__Task__:
Extract the listing below in full, unchanged.

»»

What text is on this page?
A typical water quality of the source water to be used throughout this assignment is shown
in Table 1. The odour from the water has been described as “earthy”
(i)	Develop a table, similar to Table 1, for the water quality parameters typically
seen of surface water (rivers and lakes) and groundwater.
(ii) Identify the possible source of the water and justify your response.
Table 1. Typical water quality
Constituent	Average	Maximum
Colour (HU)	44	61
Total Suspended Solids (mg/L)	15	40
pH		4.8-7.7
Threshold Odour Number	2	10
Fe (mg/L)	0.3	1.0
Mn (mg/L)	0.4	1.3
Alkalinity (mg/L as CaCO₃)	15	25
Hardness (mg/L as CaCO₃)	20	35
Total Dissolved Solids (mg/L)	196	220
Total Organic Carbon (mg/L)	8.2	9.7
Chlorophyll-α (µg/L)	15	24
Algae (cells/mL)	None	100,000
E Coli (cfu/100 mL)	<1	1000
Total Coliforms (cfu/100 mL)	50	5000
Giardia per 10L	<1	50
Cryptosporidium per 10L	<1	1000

««

__Solution__:
What text is on this page?
A typical water quality of the source water to be used throughout this assignment is shown
in Table 1. The odour from the water has been described as “earthy”
(i)	Develop a table, similar to Table 1, for the water quality parameters typically
seen of surface water (rivers and lakes) and groundwater.
(ii) Identify the possible source of the water and justify your response.
Table 1. Typical water quality
Constituent	Average	Maximum
Colour (HU)	44	61
Total Suspended Solids (mg/L)	15	40
pH		4.8-7.7
Threshold Odour Number	2	10
Fe (mg/L)	0.3	1.0
Mn (mg/L)	0.4	1.3
Alkalinity (mg/L as CaCO₃)	15	25
Hardness (mg/L as CaCO₃)	20	35
Total Dissolved Solids (mg/L)	196	220
Total Organic Carbon (mg/L)	8.2	9.7
Chlorophyll-α (µg/L)	15	24
Algae (cells/mL)	None	100,000
E Coli (cfu/100 mL)	<1	1000
Total Coliforms (cfu/100 mL)	50	5000
Giardia per 10L	<1	50
Cryptosporidium per 10L	<1	1000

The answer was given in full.